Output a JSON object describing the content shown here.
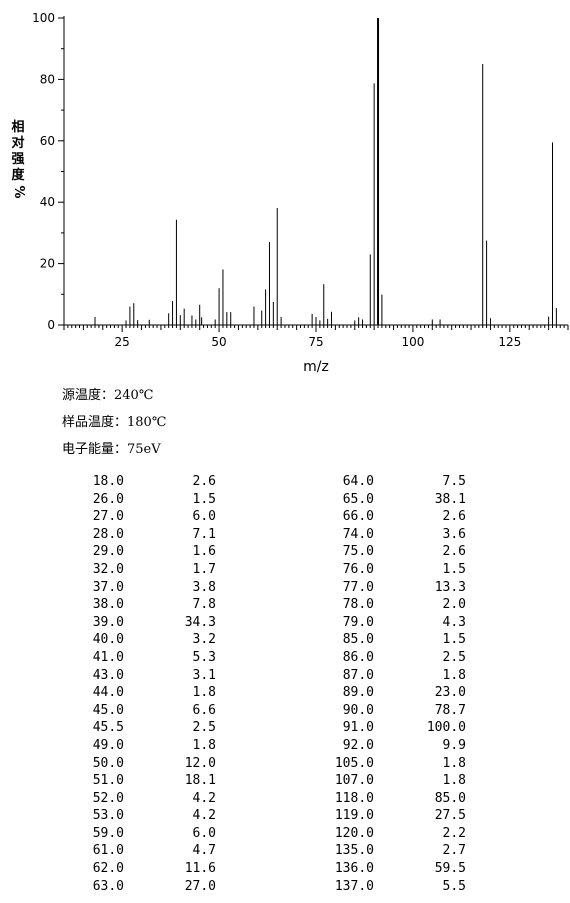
{
  "chart_data": {
    "type": "bar",
    "xlabel": "m/z",
    "ylabel": "相对强度%",
    "xlim": [
      10,
      140
    ],
    "ylim": [
      0,
      100
    ],
    "x_ticks": [
      25,
      50,
      75,
      100,
      125
    ],
    "y_ticks": [
      0,
      20,
      40,
      60,
      80,
      100
    ],
    "grid": false,
    "peaks": [
      [
        18.0,
        2.6
      ],
      [
        26.0,
        1.5
      ],
      [
        27.0,
        6.0
      ],
      [
        28.0,
        7.1
      ],
      [
        29.0,
        1.6
      ],
      [
        32.0,
        1.7
      ],
      [
        37.0,
        3.8
      ],
      [
        38.0,
        7.8
      ],
      [
        39.0,
        34.3
      ],
      [
        40.0,
        3.2
      ],
      [
        41.0,
        5.3
      ],
      [
        43.0,
        3.1
      ],
      [
        44.0,
        1.8
      ],
      [
        45.0,
        6.6
      ],
      [
        45.5,
        2.5
      ],
      [
        49.0,
        1.8
      ],
      [
        50.0,
        12.0
      ],
      [
        51.0,
        18.1
      ],
      [
        52.0,
        4.2
      ],
      [
        53.0,
        4.2
      ],
      [
        59.0,
        6.0
      ],
      [
        61.0,
        4.7
      ],
      [
        62.0,
        11.6
      ],
      [
        63.0,
        27.0
      ],
      [
        64.0,
        7.5
      ],
      [
        65.0,
        38.1
      ],
      [
        66.0,
        2.6
      ],
      [
        74.0,
        3.6
      ],
      [
        75.0,
        2.6
      ],
      [
        76.0,
        1.5
      ],
      [
        77.0,
        13.3
      ],
      [
        78.0,
        2.0
      ],
      [
        79.0,
        4.3
      ],
      [
        85.0,
        1.5
      ],
      [
        86.0,
        2.5
      ],
      [
        87.0,
        1.8
      ],
      [
        89.0,
        23.0
      ],
      [
        90.0,
        78.7
      ],
      [
        91.0,
        100.0
      ],
      [
        92.0,
        9.9
      ],
      [
        105.0,
        1.8
      ],
      [
        107.0,
        1.8
      ],
      [
        118.0,
        85.0
      ],
      [
        119.0,
        27.5
      ],
      [
        120.0,
        2.2
      ],
      [
        135.0,
        2.7
      ],
      [
        136.0,
        59.5
      ],
      [
        137.0,
        5.5
      ]
    ]
  },
  "conditions": {
    "source_temp": "源温度：240℃",
    "sample_temp": "样品温度：180℃",
    "electron_energy": "电子能量：75eV"
  },
  "table": {
    "left": [
      [
        "18.0",
        "2.6"
      ],
      [
        "26.0",
        "1.5"
      ],
      [
        "27.0",
        "6.0"
      ],
      [
        "28.0",
        "7.1"
      ],
      [
        "29.0",
        "1.6"
      ],
      [
        "32.0",
        "1.7"
      ],
      [
        "37.0",
        "3.8"
      ],
      [
        "38.0",
        "7.8"
      ],
      [
        "39.0",
        "34.3"
      ],
      [
        "40.0",
        "3.2"
      ],
      [
        "41.0",
        "5.3"
      ],
      [
        "43.0",
        "3.1"
      ],
      [
        "44.0",
        "1.8"
      ],
      [
        "45.0",
        "6.6"
      ],
      [
        "45.5",
        "2.5"
      ],
      [
        "49.0",
        "1.8"
      ],
      [
        "50.0",
        "12.0"
      ],
      [
        "51.0",
        "18.1"
      ],
      [
        "52.0",
        "4.2"
      ],
      [
        "53.0",
        "4.2"
      ],
      [
        "59.0",
        "6.0"
      ],
      [
        "61.0",
        "4.7"
      ],
      [
        "62.0",
        "11.6"
      ],
      [
        "63.0",
        "27.0"
      ]
    ],
    "right": [
      [
        "64.0",
        "7.5"
      ],
      [
        "65.0",
        "38.1"
      ],
      [
        "66.0",
        "2.6"
      ],
      [
        "74.0",
        "3.6"
      ],
      [
        "75.0",
        "2.6"
      ],
      [
        "76.0",
        "1.5"
      ],
      [
        "77.0",
        "13.3"
      ],
      [
        "78.0",
        "2.0"
      ],
      [
        "79.0",
        "4.3"
      ],
      [
        "85.0",
        "1.5"
      ],
      [
        "86.0",
        "2.5"
      ],
      [
        "87.0",
        "1.8"
      ],
      [
        "89.0",
        "23.0"
      ],
      [
        "90.0",
        "78.7"
      ],
      [
        "91.0",
        "100.0"
      ],
      [
        "92.0",
        "9.9"
      ],
      [
        "105.0",
        "1.8"
      ],
      [
        "107.0",
        "1.8"
      ],
      [
        "118.0",
        "85.0"
      ],
      [
        "119.0",
        "27.5"
      ],
      [
        "120.0",
        "2.2"
      ],
      [
        "135.0",
        "2.7"
      ],
      [
        "136.0",
        "59.5"
      ],
      [
        "137.0",
        "5.5"
      ]
    ]
  }
}
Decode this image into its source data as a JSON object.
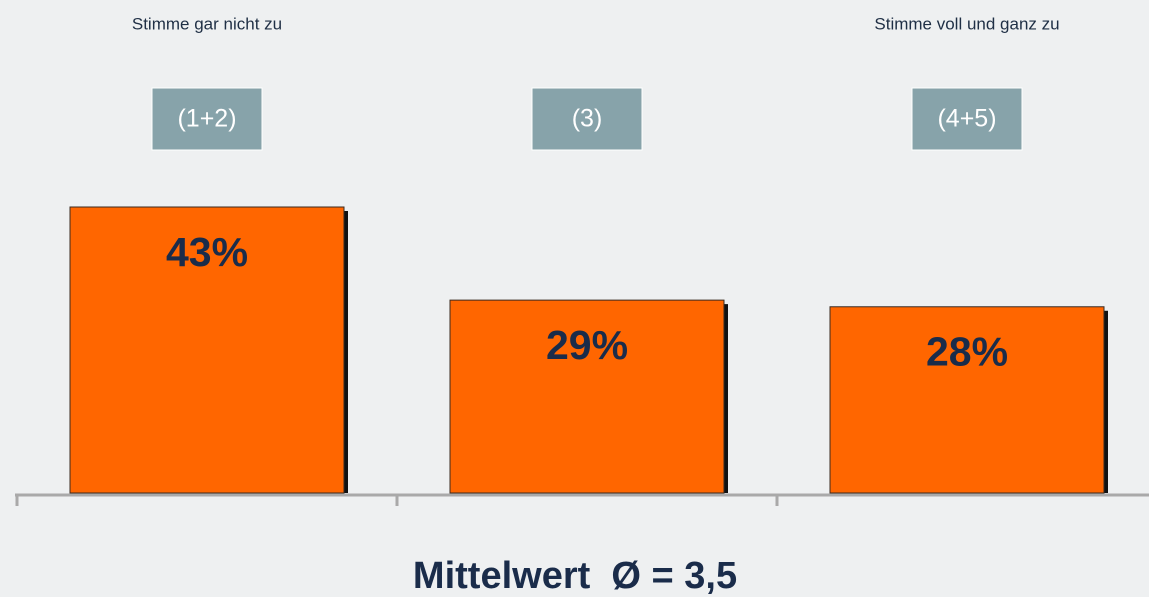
{
  "chart_data": {
    "type": "bar",
    "annotations": [
      "Stimme gar nicht zu",
      "Stimme voll und ganz zu"
    ],
    "categories": [
      "(1+2)",
      "(3)",
      "(4+5)"
    ],
    "values": [
      43,
      29,
      28
    ],
    "value_labels": [
      "43%",
      "29%",
      "28%"
    ],
    "color": "#ff6600",
    "footer": "Mittelwert  Ø = 3,5"
  }
}
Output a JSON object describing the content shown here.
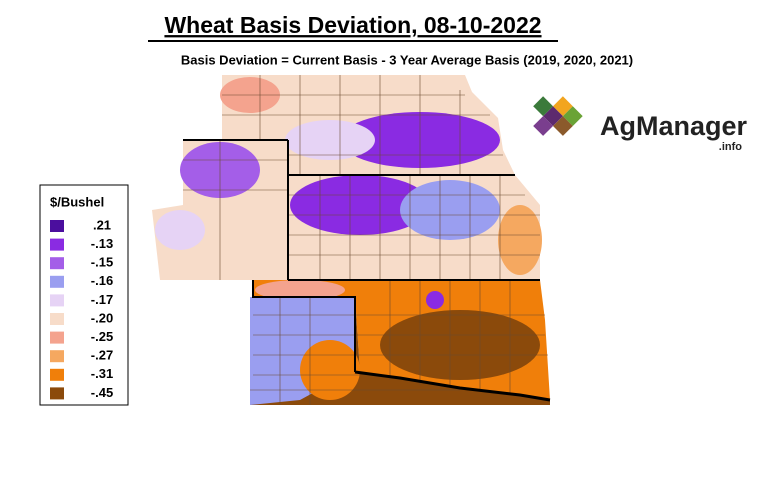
{
  "title": "Wheat Basis Deviation, 08-10-2022",
  "subtitle": "Basis Deviation = Current Basis - 3 Year Average Basis (2019, 2020, 2021)",
  "legend": {
    "title": "$/Bushel",
    "items": [
      {
        "label": ".21",
        "color": "#4b0e9e"
      },
      {
        "label": "-.13",
        "color": "#8a2be2"
      },
      {
        "label": "-.15",
        "color": "#a45ee8"
      },
      {
        "label": "-.16",
        "color": "#9a9ef0"
      },
      {
        "label": "-.17",
        "color": "#e6d3f5"
      },
      {
        "label": "-.20",
        "color": "#f7dcc9"
      },
      {
        "label": "-.25",
        "color": "#f4a38e"
      },
      {
        "label": "-.27",
        "color": "#f5a860"
      },
      {
        "label": "-.31",
        "color": "#f07f0a"
      },
      {
        "label": "-.45",
        "color": "#8b4a0b"
      }
    ]
  },
  "logo": {
    "name": "AgManager",
    "suffix": ".info"
  }
}
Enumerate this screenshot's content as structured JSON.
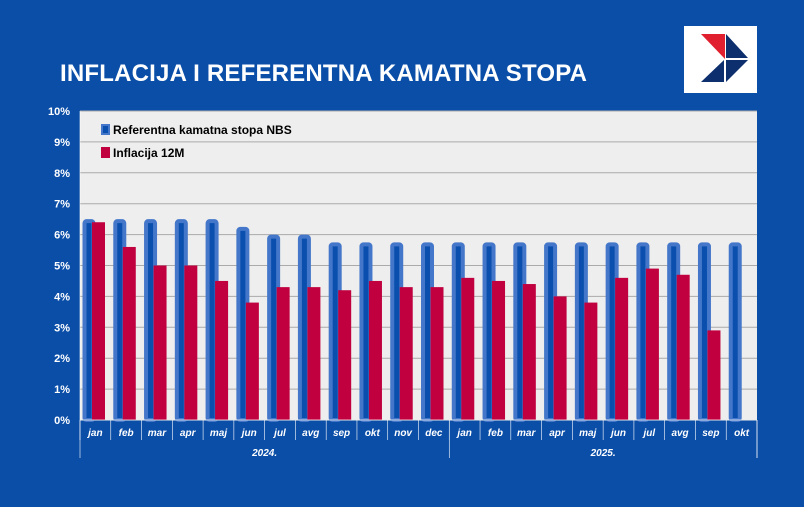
{
  "title": "INFLACIJA I REFERENTNA KAMATNA STOPA",
  "colors": {
    "background": "#0b4ea8",
    "plot_bg": "#eeeeee",
    "rate_fill": "#0a4fad",
    "rate_border": "#4477c9",
    "inflation": "#c0003f",
    "logo_red": "#e0202e",
    "logo_navy": "#0d2f6e"
  },
  "chart_data": {
    "type": "bar",
    "title": "INFLACIJA I REFERENTNA KAMATNA STOPA",
    "xlabel": "",
    "ylabel": "",
    "ylim": [
      0,
      10
    ],
    "yticks": [
      "0%",
      "1%",
      "2%",
      "3%",
      "4%",
      "5%",
      "6%",
      "7%",
      "8%",
      "9%",
      "10%"
    ],
    "grid": true,
    "legend_position": "top-left",
    "categories": [
      "jan",
      "feb",
      "mar",
      "apr",
      "maj",
      "jun",
      "jul",
      "avg",
      "sep",
      "okt",
      "nov",
      "dec",
      "jan",
      "feb",
      "mar",
      "apr",
      "maj",
      "jun",
      "jul",
      "avg",
      "sep",
      "okt"
    ],
    "groups": [
      {
        "label": "2024.",
        "count": 12
      },
      {
        "label": "2025.",
        "count": 10
      }
    ],
    "series": [
      {
        "name": "Referentna kamatna stopa NBS",
        "values": [
          6.5,
          6.5,
          6.5,
          6.5,
          6.5,
          6.25,
          6.0,
          6.0,
          5.75,
          5.75,
          5.75,
          5.75,
          5.75,
          5.75,
          5.75,
          5.75,
          5.75,
          5.75,
          5.75,
          5.75,
          5.75,
          5.75
        ]
      },
      {
        "name": "Inflacija 12M",
        "values": [
          6.4,
          5.6,
          5.0,
          5.0,
          4.5,
          3.8,
          4.3,
          4.3,
          4.2,
          4.5,
          4.3,
          4.3,
          4.6,
          4.5,
          4.4,
          4.0,
          3.8,
          4.6,
          4.9,
          4.7,
          2.9,
          null
        ]
      }
    ]
  }
}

....

## Problem:
Search the data for "Deviation". Copy every matching line.

## Output:
  "title": "Wheat Basis Deviation, 08-10-2022",
  "subtitle": "Basis Deviation = Current Basis - 3 Year Average Basis (2019, 2020, 2021)",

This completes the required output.